===== SUPPLIED RECORDS

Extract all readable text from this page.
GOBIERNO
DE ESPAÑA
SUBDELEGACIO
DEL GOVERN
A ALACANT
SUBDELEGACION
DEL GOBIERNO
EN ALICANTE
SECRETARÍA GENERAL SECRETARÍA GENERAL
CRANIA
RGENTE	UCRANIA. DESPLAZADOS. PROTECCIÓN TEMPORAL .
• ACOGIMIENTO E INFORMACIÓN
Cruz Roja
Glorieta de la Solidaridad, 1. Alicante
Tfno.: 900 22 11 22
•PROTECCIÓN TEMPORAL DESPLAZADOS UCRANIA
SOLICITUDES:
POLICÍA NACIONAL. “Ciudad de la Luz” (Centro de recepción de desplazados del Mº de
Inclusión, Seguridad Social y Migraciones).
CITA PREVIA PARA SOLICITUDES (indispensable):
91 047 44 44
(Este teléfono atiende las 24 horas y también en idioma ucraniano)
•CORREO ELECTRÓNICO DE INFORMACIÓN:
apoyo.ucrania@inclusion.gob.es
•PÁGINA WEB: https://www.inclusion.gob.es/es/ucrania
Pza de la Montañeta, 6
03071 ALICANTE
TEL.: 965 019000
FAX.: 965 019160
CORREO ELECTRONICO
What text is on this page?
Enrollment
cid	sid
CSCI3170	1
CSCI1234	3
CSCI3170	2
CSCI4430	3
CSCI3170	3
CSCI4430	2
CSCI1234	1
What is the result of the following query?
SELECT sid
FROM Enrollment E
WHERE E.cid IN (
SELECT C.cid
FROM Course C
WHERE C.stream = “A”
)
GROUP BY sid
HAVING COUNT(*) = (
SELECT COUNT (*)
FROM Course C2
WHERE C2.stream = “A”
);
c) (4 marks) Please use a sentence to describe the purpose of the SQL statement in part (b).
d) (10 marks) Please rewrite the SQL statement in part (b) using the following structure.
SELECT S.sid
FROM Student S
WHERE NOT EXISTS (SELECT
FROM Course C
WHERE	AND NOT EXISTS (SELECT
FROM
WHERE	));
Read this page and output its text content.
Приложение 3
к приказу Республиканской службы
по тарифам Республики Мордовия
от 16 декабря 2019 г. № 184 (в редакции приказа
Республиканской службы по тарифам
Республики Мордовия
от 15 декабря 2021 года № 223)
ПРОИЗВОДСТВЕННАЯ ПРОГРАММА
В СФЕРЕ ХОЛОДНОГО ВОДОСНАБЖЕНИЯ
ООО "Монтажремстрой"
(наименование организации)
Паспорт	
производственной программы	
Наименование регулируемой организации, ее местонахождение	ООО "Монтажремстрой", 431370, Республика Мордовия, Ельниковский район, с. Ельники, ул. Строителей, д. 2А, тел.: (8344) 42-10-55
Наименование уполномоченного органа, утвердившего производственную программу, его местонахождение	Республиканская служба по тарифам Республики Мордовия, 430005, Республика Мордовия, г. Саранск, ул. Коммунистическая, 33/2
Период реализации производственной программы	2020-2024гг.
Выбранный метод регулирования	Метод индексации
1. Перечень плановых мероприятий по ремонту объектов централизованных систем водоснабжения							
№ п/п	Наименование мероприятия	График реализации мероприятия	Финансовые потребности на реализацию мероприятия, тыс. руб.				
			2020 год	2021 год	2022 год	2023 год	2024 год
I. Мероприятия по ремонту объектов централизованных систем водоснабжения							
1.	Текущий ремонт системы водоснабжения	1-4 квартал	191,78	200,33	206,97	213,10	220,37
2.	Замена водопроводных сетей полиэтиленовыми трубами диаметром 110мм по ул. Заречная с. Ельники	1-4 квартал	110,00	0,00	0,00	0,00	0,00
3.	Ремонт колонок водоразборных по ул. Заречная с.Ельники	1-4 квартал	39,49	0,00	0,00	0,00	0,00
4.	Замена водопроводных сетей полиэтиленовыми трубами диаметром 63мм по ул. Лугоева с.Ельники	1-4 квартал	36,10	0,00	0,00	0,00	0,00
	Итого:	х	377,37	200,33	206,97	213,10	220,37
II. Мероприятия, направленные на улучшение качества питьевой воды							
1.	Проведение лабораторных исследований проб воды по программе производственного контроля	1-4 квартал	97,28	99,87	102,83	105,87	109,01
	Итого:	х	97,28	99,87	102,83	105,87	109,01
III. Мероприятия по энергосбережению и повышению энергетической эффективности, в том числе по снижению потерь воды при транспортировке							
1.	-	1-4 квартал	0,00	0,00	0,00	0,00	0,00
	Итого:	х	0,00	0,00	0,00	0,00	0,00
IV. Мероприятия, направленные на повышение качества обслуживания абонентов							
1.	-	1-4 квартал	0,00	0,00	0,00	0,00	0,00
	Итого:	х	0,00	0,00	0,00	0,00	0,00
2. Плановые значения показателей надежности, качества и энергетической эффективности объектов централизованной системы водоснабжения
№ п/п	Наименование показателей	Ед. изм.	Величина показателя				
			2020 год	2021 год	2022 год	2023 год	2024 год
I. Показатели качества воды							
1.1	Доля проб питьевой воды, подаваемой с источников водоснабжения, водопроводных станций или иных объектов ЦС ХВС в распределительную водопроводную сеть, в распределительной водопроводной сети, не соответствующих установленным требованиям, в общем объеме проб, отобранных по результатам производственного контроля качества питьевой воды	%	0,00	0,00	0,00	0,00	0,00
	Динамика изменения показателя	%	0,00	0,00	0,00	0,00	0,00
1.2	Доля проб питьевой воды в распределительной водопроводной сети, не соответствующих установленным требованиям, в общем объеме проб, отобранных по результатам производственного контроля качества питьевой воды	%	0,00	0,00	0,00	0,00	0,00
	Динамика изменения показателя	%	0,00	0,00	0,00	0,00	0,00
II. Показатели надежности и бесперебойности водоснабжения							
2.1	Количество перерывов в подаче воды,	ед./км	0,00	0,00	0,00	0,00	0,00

==========

_TASK STATEMENT_
Return the material exactly as it stands.

_PROBLEM SOLUTION_
Extract all readable text from this page.
GOBIERNO
DE ESPAÑA
SUBDELEGACIO
DEL GOVERN
A ALACANT
SUBDELEGACION
DEL GOBIERNO
EN ALICANTE
SECRETARÍA GENERAL SECRETARÍA GENERAL
CRANIA
RGENTE	UCRANIA. DESPLAZADOS. PROTECCIÓN TEMPORAL .
• ACOGIMIENTO E INFORMACIÓN
Cruz Roja
Glorieta de la Solidaridad, 1. Alicante
Tfno.: 900 22 11 22
•PROTECCIÓN TEMPORAL DESPLAZADOS UCRANIA
SOLICITUDES:
POLICÍA NACIONAL. “Ciudad de la Luz” (Centro de recepción de desplazados del Mº de
Inclusión, Seguridad Social y Migraciones).
CITA PREVIA PARA SOLICITUDES (indispensable):
91 047 44 44
(Este teléfono atiende las 24 horas y también en idioma ucraniano)
•CORREO ELECTRÓNICO DE INFORMACIÓN:
apoyo.ucrania@inclusion.gob.es
•PÁGINA WEB: https://www.inclusion.gob.es/es/ucrania
Pza de la Montañeta, 6
03071 ALICANTE
TEL.: 965 019000
FAX.: 965 019160
CORREO ELECTRONICO
What text is on this page?
Enrollment
cid	sid
CSCI3170	1
CSCI1234	3
CSCI3170	2
CSCI4430	3
CSCI3170	3
CSCI4430	2
CSCI1234	1
What is the result of the following query?
SELECT sid
FROM Enrollment E
WHERE E.cid IN (
SELECT C.cid
FROM Course C
WHERE C.stream = “A”
)
GROUP BY sid
HAVING COUNT(*) = (
SELECT COUNT (*)
FROM Course C2
WHERE C2.stream = “A”
);
c) (4 marks) Please use a sentence to describe the purpose of the SQL statement in part (b).
d) (10 marks) Please rewrite the SQL statement in part (b) using the following structure.
SELECT S.sid
FROM Student S
WHERE NOT EXISTS (SELECT
FROM Course C
WHERE	AND NOT EXISTS (SELECT
FROM
WHERE	));
Read this page and output its text content.
Приложение 3
к приказу Республиканской службы
по тарифам Республики Мордовия
от 16 декабря 2019 г. № 184 (в редакции приказа
Республиканской службы по тарифам
Республики Мордовия
от 15 декабря 2021 года № 223)
ПРОИЗВОДСТВЕННАЯ ПРОГРАММА
В СФЕРЕ ХОЛОДНОГО ВОДОСНАБЖЕНИЯ
ООО "Монтажремстрой"
(наименование организации)
Паспорт	
производственной программы	
Наименование регулируемой организации, ее местонахождение	ООО "Монтажремстрой", 431370, Республика Мордовия, Ельниковский район, с. Ельники, ул. Строителей, д. 2А, тел.: (8344) 42-10-55
Наименование уполномоченного органа, утвердившего производственную программу, его местонахождение	Республиканская служба по тарифам Республики Мордовия, 430005, Республика Мордовия, г. Саранск, ул. Коммунистическая, 33/2
Период реализации производственной программы	2020-2024гг.
Выбранный метод регулирования	Метод индексации
1. Перечень плановых мероприятий по ремонту объектов централизованных систем водоснабжения							
№ п/п	Наименование мероприятия	График реализации мероприятия	Финансовые потребности на реализацию мероприятия, тыс. руб.				
			2020 год	2021 год	2022 год	2023 год	2024 год
I. Мероприятия по ремонту объектов централизованных систем водоснабжения							
1.	Текущий ремонт системы водоснабжения	1-4 квартал	191,78	200,33	206,97	213,10	220,37
2.	Замена водопроводных сетей полиэтиленовыми трубами диаметром 110мм по ул. Заречная с. Ельники	1-4 квартал	110,00	0,00	0,00	0,00	0,00
3.	Ремонт колонок водоразборных по ул. Заречная с.Ельники	1-4 квартал	39,49	0,00	0,00	0,00	0,00
4.	Замена водопроводных сетей полиэтиленовыми трубами диаметром 63мм по ул. Лугоева с.Ельники	1-4 квартал	36,10	0,00	0,00	0,00	0,00
	Итого:	х	377,37	200,33	206,97	213,10	220,37
II. Мероприятия, направленные на улучшение качества питьевой воды							
1.	Проведение лабораторных исследований проб воды по программе производственного контроля	1-4 квартал	97,28	99,87	102,83	105,87	109,01
	Итого:	х	97,28	99,87	102,83	105,87	109,01
III. Мероприятия по энергосбережению и повышению энергетической эффективности, в том числе по снижению потерь воды при транспортировке							
1.	-	1-4 квартал	0,00	0,00	0,00	0,00	0,00
	Итого:	х	0,00	0,00	0,00	0,00	0,00
IV. Мероприятия, направленные на повышение качества обслуживания абонентов							
1.	-	1-4 квартал	0,00	0,00	0,00	0,00	0,00
	Итого:	х	0,00	0,00	0,00	0,00	0,00
2. Плановые значения показателей надежности, качества и энергетической эффективности объектов централизованной системы водоснабжения
№ п/п	Наименование показателей	Ед. изм.	Величина показателя				
			2020 год	2021 год	2022 год	2023 год	2024 год
I. Показатели качества воды							
1.1	Доля проб питьевой воды, подаваемой с источников водоснабжения, водопроводных станций или иных объектов ЦС ХВС в распределительную водопроводную сеть, в распределительной водопроводной сети, не соответствующих установленным требованиям, в общем объеме проб, отобранных по результатам производственного контроля качества питьевой воды	%	0,00	0,00	0,00	0,00	0,00
	Динамика изменения показателя	%	0,00	0,00	0,00	0,00	0,00
1.2	Доля проб питьевой воды в распределительной водопроводной сети, не соответствующих установленным требованиям, в общем объеме проб, отобранных по результатам производственного контроля качества питьевой воды	%	0,00	0,00	0,00	0,00	0,00
	Динамика изменения показателя	%	0,00	0,00	0,00	0,00	0,00
II. Показатели надежности и бесперебойности водоснабжения							
2.1	Количество перерывов в подаче воды,	ед./км	0,00	0,00	0,00	0,00	0,00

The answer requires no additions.